**SEITENTEXT**
▬▬▬▬▬▬

Neuerungen an Heizungseinrichtungen für Eisenbahnwagen.
Wie im Hannoverschen Gewerbeblatt, 1885 S. 19 berichtet
wird, sollen die Kosten der für Eisenbahnwagen hauptsächlich Verwendung findenden
Heizverfahren folgende sein: Die Gesammtkosten der Dampfheizung betragen 0,5 bis 0,75 Pf. für Wagen und Kilometer, Einzelöfen im Wagen selbst aufgestellt brauchen für 4
bis 5 Pf. Brennmaterial für Wagen und Stunde, während Luftheizung, wobei die Oefen unter den Wagen angeordnet sind, 0,7 bis 0,9
Pf. Kosten für Wagen und Kilometer verursachen, ferner Preſskohlenheizung etwa 5 bis 7 Pf. für Coupe und Stunde kostet (vgl. auch
Quassowski 1883 248 135.
E. Meyer 1883 249 275).
Es wird ferner mitgetheilt, daſs die Lilliehöök'sche
Dampfheizung (vgl. 1880 238 * 400) nunmehr auf allen
schwedischen Bahnen und in wenig abgeänderter Weise auch auf der sächsischen
Staatsbahn eingeführt worden ist. Bei der letzteren beträgt der Kohlenverbrauch für
Coupe und Kilometer ungefähr 0k,046.

▬▬▬▬▬▬

Einträge aus einer Sammlung
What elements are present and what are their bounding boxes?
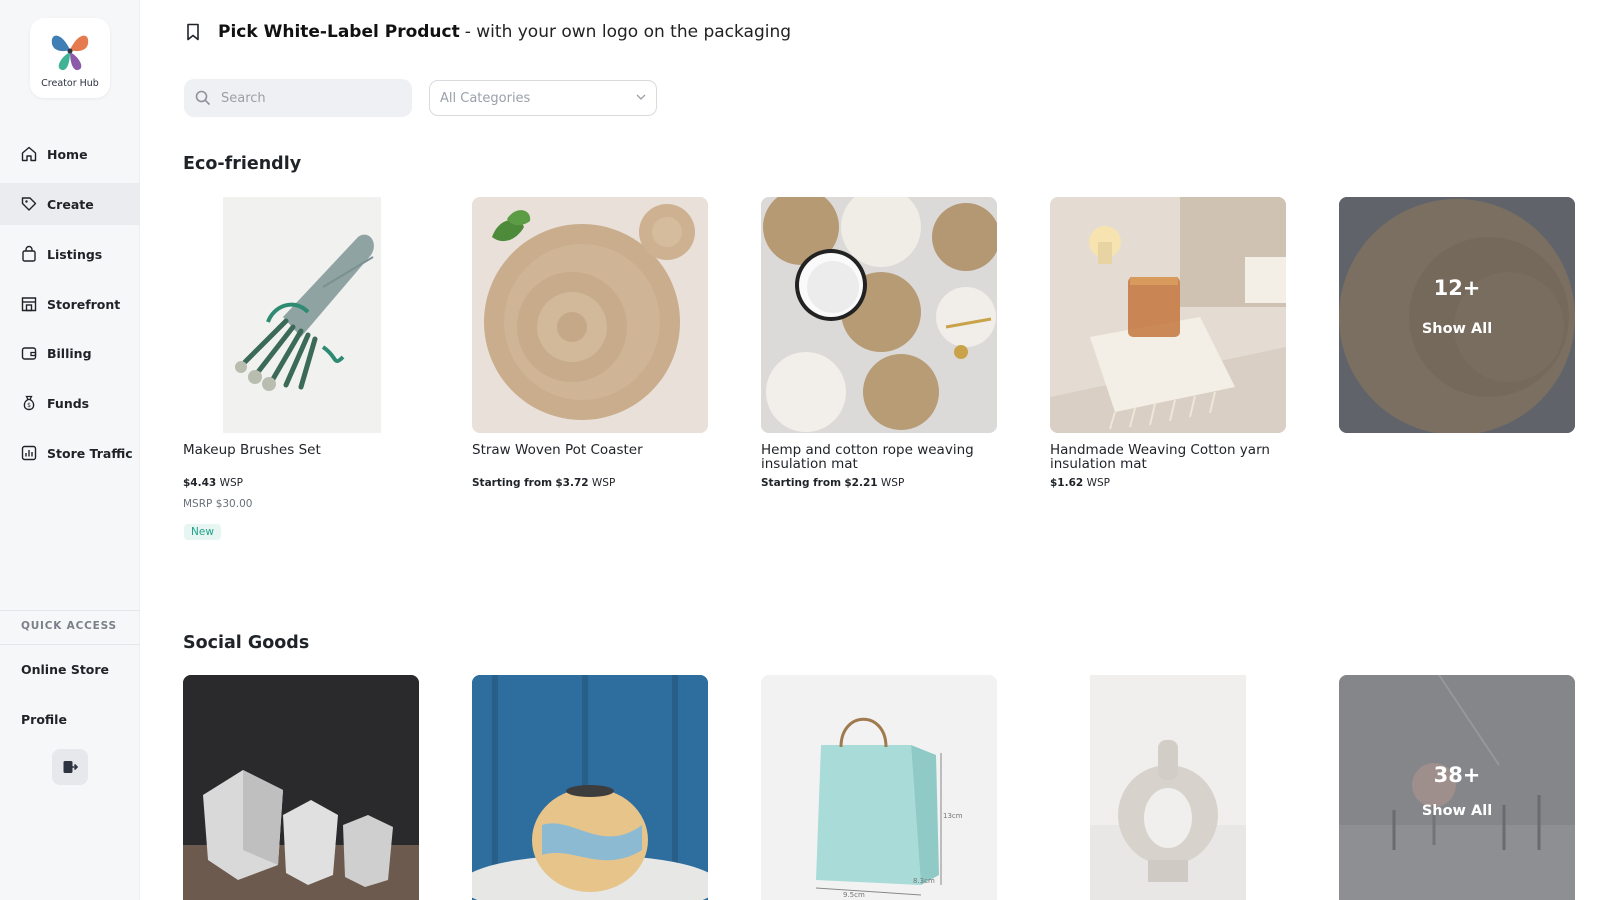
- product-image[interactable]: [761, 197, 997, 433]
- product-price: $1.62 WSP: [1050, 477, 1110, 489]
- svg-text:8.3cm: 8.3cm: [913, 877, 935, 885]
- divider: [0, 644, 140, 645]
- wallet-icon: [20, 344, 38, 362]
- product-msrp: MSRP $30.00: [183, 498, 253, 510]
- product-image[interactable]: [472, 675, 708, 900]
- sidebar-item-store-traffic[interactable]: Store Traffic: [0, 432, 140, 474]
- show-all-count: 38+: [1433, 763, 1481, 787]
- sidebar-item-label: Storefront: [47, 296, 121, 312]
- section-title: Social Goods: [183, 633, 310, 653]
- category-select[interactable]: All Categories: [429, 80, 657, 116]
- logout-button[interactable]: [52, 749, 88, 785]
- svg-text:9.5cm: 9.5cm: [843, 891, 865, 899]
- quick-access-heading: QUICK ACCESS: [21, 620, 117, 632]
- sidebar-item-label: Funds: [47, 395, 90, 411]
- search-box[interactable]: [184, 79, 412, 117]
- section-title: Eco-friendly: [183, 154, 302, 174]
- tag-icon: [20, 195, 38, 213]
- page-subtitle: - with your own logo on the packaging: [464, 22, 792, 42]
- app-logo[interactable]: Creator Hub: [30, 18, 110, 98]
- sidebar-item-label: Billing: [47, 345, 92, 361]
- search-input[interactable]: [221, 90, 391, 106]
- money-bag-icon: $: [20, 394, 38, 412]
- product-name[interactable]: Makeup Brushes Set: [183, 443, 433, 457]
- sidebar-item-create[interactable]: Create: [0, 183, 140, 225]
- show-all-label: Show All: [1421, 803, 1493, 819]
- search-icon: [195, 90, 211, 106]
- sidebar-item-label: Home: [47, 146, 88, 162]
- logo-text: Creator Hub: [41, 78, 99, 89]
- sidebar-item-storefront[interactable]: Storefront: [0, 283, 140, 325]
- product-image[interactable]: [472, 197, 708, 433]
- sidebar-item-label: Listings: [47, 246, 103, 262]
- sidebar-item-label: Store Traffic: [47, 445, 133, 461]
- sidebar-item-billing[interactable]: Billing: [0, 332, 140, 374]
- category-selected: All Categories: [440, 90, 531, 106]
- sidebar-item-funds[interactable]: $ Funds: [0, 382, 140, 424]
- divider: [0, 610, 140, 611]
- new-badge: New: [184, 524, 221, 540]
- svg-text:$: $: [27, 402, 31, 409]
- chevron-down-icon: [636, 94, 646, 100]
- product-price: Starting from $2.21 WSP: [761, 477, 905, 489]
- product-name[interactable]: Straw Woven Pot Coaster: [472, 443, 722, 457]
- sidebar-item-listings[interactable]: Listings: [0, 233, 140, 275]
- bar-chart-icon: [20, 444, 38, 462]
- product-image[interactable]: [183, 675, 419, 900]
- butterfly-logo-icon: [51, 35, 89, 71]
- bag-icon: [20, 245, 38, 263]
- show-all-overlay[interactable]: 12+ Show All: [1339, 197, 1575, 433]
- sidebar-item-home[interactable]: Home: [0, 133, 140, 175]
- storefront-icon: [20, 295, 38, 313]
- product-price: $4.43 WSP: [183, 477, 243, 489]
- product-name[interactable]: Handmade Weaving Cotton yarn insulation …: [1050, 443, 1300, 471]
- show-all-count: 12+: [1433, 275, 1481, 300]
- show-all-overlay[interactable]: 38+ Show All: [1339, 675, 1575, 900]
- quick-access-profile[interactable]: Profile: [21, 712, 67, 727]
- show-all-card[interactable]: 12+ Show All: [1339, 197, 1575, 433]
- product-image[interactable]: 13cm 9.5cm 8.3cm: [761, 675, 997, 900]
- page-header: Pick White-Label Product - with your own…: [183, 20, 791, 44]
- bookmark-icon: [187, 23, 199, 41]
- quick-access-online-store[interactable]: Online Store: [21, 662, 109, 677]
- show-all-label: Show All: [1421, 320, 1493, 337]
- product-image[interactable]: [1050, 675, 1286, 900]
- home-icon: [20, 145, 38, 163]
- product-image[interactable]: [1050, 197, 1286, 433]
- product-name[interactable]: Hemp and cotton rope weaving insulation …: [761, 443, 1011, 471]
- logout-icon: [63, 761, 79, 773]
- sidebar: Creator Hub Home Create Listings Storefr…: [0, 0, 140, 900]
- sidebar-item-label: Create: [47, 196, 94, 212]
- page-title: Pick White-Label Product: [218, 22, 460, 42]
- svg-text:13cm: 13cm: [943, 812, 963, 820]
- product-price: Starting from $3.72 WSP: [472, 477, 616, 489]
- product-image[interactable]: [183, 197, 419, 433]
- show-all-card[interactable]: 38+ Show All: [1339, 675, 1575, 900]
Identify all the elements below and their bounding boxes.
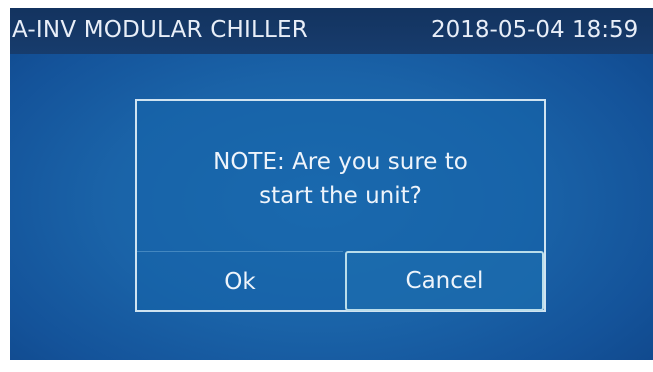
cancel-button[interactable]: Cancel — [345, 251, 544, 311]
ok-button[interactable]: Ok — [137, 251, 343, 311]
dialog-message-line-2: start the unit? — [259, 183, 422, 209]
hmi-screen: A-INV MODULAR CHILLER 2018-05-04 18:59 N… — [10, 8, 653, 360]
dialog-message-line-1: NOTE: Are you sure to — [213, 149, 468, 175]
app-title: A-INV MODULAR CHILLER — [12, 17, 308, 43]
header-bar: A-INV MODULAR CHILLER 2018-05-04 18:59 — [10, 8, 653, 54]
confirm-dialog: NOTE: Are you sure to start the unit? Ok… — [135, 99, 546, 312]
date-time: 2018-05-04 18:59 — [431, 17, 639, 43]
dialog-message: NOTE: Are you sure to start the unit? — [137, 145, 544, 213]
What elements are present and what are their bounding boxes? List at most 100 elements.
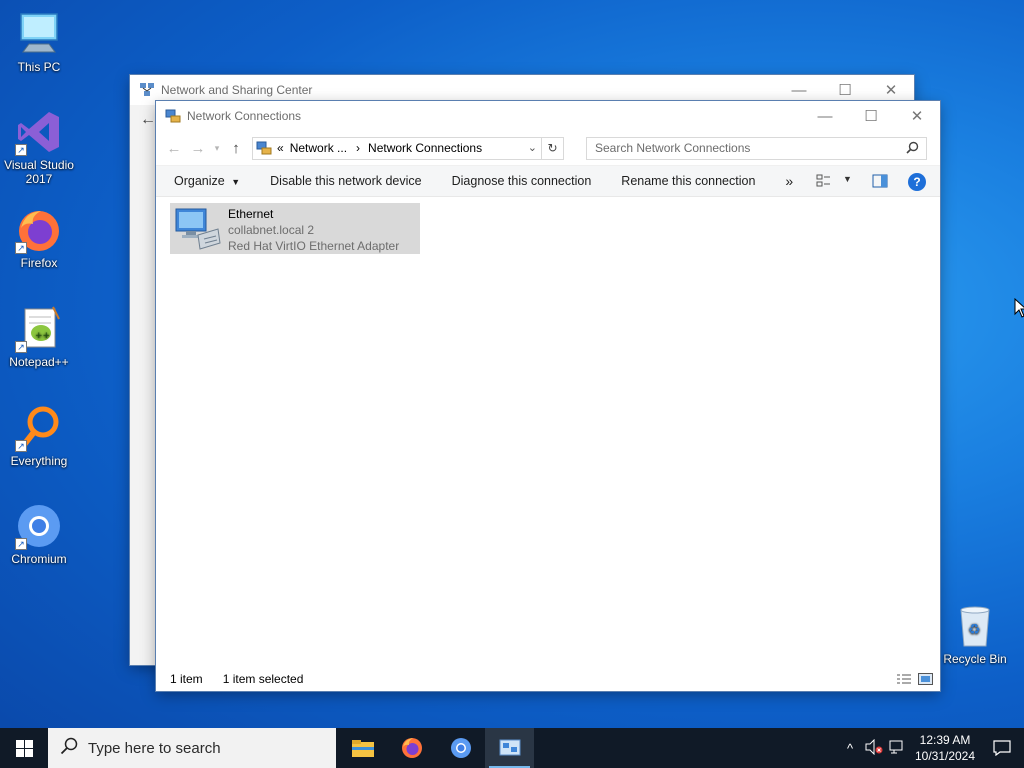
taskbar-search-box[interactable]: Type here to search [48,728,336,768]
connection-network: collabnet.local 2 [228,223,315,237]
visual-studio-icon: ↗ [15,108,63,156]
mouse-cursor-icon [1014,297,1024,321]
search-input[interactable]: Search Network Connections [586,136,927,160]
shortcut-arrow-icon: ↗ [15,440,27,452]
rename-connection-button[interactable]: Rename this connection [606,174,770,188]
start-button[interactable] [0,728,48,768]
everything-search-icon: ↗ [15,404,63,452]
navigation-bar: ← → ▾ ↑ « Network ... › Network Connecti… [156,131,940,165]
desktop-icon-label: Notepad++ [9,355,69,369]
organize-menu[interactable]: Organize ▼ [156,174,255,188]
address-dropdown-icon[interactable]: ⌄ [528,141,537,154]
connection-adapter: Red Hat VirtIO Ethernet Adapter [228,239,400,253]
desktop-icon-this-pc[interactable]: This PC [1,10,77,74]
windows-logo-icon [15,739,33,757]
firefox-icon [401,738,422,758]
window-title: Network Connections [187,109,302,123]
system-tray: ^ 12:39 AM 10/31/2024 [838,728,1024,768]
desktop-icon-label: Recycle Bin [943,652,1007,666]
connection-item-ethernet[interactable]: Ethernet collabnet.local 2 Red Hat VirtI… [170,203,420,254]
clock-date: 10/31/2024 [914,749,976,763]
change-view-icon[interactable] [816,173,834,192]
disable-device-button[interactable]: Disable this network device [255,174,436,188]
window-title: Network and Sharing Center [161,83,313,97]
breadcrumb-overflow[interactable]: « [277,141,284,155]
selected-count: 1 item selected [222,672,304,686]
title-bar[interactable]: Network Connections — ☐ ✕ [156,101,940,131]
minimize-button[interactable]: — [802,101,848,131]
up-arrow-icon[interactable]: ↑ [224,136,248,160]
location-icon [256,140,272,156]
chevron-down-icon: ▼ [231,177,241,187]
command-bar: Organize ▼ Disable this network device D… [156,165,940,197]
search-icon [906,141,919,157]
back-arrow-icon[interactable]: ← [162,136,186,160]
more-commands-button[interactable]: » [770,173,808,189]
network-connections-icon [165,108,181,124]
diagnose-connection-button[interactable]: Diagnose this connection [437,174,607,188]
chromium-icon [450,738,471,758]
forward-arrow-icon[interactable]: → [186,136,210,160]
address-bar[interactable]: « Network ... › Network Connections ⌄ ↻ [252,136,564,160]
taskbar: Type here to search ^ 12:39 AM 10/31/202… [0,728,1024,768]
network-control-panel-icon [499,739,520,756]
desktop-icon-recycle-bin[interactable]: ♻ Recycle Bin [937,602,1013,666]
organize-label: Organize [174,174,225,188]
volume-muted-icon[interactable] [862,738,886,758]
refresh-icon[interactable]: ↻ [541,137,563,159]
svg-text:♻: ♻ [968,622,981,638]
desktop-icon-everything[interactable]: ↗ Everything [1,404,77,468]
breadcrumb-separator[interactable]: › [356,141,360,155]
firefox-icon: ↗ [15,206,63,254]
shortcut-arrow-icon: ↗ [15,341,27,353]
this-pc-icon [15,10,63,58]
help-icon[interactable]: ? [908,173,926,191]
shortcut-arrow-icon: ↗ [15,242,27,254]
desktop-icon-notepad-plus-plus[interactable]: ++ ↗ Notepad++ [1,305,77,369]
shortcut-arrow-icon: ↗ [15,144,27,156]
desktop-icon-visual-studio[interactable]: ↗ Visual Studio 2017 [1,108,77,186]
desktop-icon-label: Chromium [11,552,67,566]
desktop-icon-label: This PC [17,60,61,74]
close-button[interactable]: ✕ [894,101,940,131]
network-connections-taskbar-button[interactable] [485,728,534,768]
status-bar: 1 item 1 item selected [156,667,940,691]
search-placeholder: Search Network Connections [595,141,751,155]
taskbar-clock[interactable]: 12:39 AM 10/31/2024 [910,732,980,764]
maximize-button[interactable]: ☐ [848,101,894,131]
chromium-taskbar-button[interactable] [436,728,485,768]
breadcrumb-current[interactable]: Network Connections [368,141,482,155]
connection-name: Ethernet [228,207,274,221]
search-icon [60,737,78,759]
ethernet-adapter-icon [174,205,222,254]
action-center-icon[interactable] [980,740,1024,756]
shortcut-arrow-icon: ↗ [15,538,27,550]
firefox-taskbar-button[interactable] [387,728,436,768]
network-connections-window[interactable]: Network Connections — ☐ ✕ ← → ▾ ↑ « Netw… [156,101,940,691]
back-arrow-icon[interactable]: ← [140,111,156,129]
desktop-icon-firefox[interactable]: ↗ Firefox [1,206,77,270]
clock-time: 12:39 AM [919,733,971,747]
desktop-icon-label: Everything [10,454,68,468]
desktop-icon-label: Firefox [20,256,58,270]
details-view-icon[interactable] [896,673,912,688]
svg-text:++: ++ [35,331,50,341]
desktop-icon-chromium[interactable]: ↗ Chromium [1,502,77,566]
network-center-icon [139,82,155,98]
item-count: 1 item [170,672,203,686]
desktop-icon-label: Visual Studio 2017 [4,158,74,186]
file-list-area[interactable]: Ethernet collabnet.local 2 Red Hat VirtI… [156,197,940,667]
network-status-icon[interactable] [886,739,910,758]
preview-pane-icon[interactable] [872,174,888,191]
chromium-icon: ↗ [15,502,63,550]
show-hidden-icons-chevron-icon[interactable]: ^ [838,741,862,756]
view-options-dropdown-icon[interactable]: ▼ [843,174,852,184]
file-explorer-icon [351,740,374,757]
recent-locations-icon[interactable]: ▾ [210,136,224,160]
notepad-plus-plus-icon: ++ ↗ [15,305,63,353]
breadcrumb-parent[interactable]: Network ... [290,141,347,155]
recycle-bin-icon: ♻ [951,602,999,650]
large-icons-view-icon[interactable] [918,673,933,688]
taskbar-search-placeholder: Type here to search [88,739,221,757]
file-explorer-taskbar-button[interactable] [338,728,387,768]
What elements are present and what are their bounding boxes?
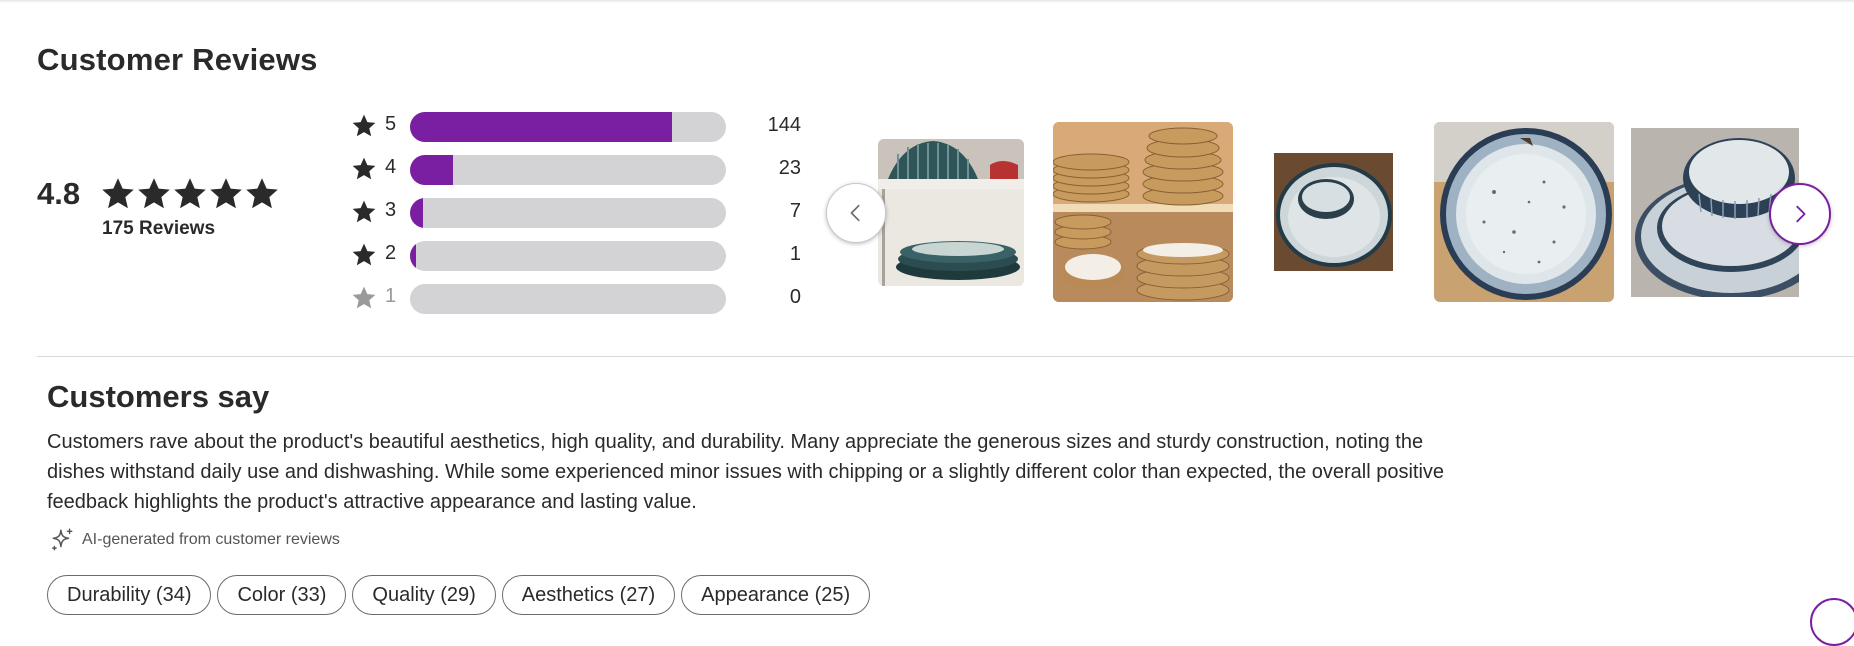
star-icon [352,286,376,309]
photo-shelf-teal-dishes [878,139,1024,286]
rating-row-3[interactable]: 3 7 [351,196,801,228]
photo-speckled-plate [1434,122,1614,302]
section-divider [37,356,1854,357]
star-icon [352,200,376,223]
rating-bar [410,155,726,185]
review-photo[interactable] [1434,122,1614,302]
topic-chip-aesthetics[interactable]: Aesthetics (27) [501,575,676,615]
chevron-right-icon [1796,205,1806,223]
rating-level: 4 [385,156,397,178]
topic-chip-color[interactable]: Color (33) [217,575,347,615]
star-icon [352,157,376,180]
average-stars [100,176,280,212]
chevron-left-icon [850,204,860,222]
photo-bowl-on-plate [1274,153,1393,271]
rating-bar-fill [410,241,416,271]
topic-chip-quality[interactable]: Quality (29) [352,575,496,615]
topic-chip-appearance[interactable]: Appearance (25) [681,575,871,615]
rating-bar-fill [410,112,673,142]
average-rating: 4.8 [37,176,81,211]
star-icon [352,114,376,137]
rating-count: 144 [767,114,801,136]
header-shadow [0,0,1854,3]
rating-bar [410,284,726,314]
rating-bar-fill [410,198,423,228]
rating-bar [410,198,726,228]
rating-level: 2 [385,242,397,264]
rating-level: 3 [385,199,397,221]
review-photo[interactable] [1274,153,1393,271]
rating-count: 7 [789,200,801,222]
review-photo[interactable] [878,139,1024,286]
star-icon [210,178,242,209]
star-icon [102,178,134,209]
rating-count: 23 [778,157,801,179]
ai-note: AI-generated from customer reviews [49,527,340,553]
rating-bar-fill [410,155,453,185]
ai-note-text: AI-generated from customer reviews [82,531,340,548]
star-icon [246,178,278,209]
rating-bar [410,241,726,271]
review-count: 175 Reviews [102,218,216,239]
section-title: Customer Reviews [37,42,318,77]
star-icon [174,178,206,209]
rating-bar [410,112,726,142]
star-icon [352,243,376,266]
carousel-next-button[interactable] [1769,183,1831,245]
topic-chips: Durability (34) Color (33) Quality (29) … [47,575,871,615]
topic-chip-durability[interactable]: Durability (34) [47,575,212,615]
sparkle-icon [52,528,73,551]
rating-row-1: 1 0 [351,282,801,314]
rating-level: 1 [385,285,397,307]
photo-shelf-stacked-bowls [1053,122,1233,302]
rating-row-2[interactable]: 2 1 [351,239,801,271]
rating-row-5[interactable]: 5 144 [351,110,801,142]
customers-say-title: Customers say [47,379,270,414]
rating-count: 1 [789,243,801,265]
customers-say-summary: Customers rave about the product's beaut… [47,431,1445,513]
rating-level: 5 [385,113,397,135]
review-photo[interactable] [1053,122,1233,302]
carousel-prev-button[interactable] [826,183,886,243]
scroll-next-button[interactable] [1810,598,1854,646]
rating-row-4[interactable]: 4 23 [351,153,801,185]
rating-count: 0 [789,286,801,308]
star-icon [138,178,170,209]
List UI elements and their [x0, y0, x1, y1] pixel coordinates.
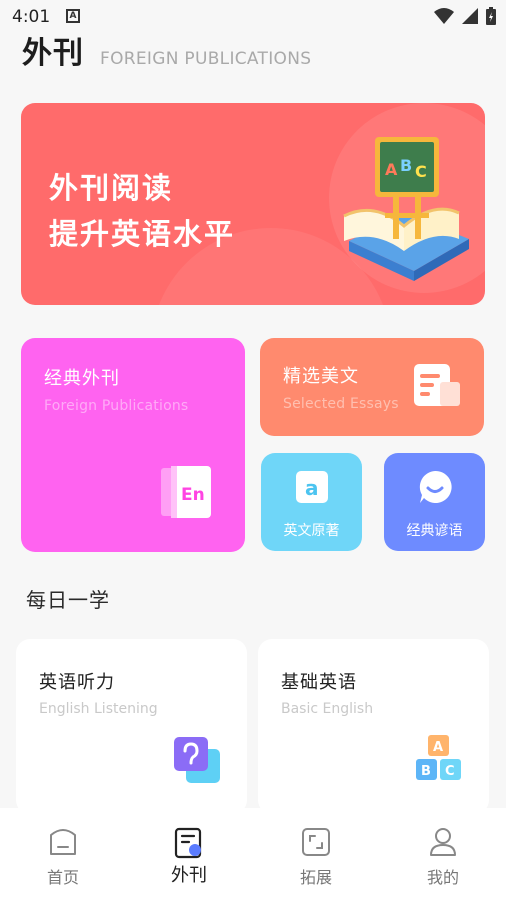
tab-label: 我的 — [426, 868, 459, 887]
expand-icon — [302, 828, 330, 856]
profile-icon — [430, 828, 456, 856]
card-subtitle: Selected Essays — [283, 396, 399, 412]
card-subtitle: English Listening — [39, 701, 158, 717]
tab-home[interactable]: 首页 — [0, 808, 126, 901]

▬▬▬▬▬▬

**WAS ZU TUN IST**
A. Wiederhole aus den Einträgen unverändert die Zeilen zwischen der Zeile mit „star-icon [352,286,376,309]“ und der Zeile mit „ai-note-text: AI-generated from“, beide eingeschlossen.
B. Schreibe den Text über die Heizung von Eisenbahnwagen im Anschluss an seinen letzten Satz weiter.

**ANTWORTEN**
A.
star-icon [352,286,376,309]
photo-shelf-teal-dishes [878,139,1024,286]
rating-row-3[interactable]: 3 7 [351,196,801,228]
photo-speckled-plate [1434,122,1614,302]
section-divider [37,356,1854,357]
star-icon [352,200,376,223]
rating-bar [410,155,726,185]
review-photo[interactable] [1434,122,1614,302]
topic-chip-aesthetics[interactable]: Aesthetics (27) [501,575,676,615]
chevron-right-icon [1796,205,1806,223]
rating-level: 4 [385,156,397,178]
topic-chip-color[interactable]: Color (33) [217,575,347,615]
star-icon [352,157,376,180]
average-stars [100,176,280,212]
chevron-left-icon [850,204,860,222]
photo-bowl-on-plate [1274,153,1393,271]
rating-bar-fill [410,241,416,271]
topic-chip-quality[interactable]: Quality (29) [352,575,496,615]
topic-chip-appearance[interactable]: Appearance (25) [681,575,871,615]
rating-bar-fill [410,112,673,142]
average-rating: 4.8 [37,176,81,211]
star-icon [352,114,376,137]
rating-count: 144 [767,114,801,136]
header-shadow [0,0,1854,3]
rating-bar [410,284,726,314]
rating-bar-fill [410,198,423,228]
rating-bar [410,198,726,228]
rating-level: 2 [385,242,397,264]
rating-level: 3 [385,199,397,221]
review-photo[interactable] [1274,153,1393,271]
rating-count: 7 [789,200,801,222]
review-photo[interactable] [878,139,1024,286]
star-icon [210,178,242,209]
star-icon [102,178,134,209]
rating-count: 23 [778,157,801,179]
ai-note: AI-generated from customer reviews [49,527,340,553]
rating-bar-fill [410,155,453,185]
ai-note-text: AI-generated from customer reviews [82,531,340,548]

B.
Fig. 1, Bd. 257, S. 140
Eine für jeden Wagen besonders eingerichtete Dampfheizung wird, wie der Techniker, 1885 *
S. 126 mittheilt, von der Standard Car Heating and
Ventilating Company in Pittsburg ausgeführt. Hierbei erhält jeder Wagen
einen eigenen kleinen Dampfkessel, welcher im Untergestelle angebracht wird und nur
aus zwei zusammengenieteten Stücken, einem schalenförmigen Behälter und einem
gewölbten Deckel besteht, wie Fig. 1 zeigt. Der
Kessel enthält 45l Wasser und wird in den
Feuerraum eingehängt, welcher aus zwei in einander gesteckten Blechcylindern
gebildet ist, deren Zwischenraum man mit einem Gemische von Schlackenwolle und
Asbest ausfüllt. Seitlich schlieſsen an den Feuerkasten zwei lange und schräg
liegende Füllschächte an, welche in der Mitte unter dem Wagen an den Seiten
desselben münden. Bei Indienststellung des Zuges werden die Schächte mit
Anthracit-Kohlen gefüllt, welche dann durch das beim Fahren entstehende Schütteln
selbstthätig nach dem Feuerraume vorrücken, ähnlich wie bei gewöhnlichen Füllöfen.
Eine Füllung der
Schächte soll für 20 Stunden genügen. Für die Zuführung der Luft unter den Feuerrost
ist eine selbstthätige Regelung mittels Dampfdruck (vgl. Bechern und Post 1882 245 * 55. Martini 1884 255 * 181)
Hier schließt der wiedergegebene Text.